• _TASK DIRECTIONS_: Take the data that follows and retype it word for word.
═════ STORED DATA ═════
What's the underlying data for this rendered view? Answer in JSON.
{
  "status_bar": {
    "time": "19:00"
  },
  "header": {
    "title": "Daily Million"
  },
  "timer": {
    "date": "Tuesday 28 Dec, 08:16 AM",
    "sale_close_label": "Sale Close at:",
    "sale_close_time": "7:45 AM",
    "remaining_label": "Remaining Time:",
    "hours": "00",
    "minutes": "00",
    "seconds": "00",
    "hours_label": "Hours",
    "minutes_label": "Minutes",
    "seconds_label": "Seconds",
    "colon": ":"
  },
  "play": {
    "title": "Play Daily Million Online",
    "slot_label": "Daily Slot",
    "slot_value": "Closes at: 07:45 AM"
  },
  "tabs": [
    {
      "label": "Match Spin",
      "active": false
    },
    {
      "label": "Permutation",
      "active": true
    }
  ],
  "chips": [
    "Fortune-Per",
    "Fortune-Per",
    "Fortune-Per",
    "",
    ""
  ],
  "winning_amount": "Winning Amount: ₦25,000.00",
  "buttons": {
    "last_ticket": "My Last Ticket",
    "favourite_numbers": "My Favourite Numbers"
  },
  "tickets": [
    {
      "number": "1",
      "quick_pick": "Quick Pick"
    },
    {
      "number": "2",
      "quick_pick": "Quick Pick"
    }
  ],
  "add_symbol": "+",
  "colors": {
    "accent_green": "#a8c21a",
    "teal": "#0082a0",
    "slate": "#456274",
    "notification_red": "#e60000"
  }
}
═════
• _FINISHED TASK_:
What's the underlying data for this rendered view? Answer in JSON.
{
  "status_bar": {
    "time": "19:00"
  },
  "header": {
    "title": "Daily Million"
  },
  "timer": {
    "date": "Tuesday 28 Dec, 08:16 AM",
    "sale_close_label": "Sale Close at:",
    "sale_close_time": "7:45 AM",
    "remaining_label": "Remaining Time:",
    "hours": "00",
    "minutes": "00",
    "seconds": "00",
    "hours_label": "Hours",
    "minutes_label": "Minutes",
    "seconds_label": "Seconds",
    "colon": ":"
  },
  "play": {
    "title": "Play Daily Million Online",
    "slot_label": "Daily Slot",
    "slot_value": "Closes at: 07:45 AM"
  },
  "tabs": [
    {
      "label": "Match Spin",
      "active": false
    },
    {
      "label": "Permutation",
      "active": true
    }
  ],
  "chips": [
    "Fortune-Per",
    "Fortune-Per",
    "Fortune-Per",
    "",
    ""
  ],
  "winning_amount": "Winning Amount: ₦25,000.00",
  "buttons": {
    "last_ticket": "My Last Ticket",
    "favourite_numbers": "My Favourite Numbers"
  },
  "tickets": [
    {
      "number": "1",
      "quick_pick": "Quick Pick"
    },
    {
      "number": "2",
      "quick_pick": "Quick Pick"
    }
  ],
  "add_symbol": "+",
  "colors": {
    "accent_green": "#a8c21a",
    "teal": "#0082a0",
    "slate": "#456274",
    "notification_red": "#e60000"
  }
}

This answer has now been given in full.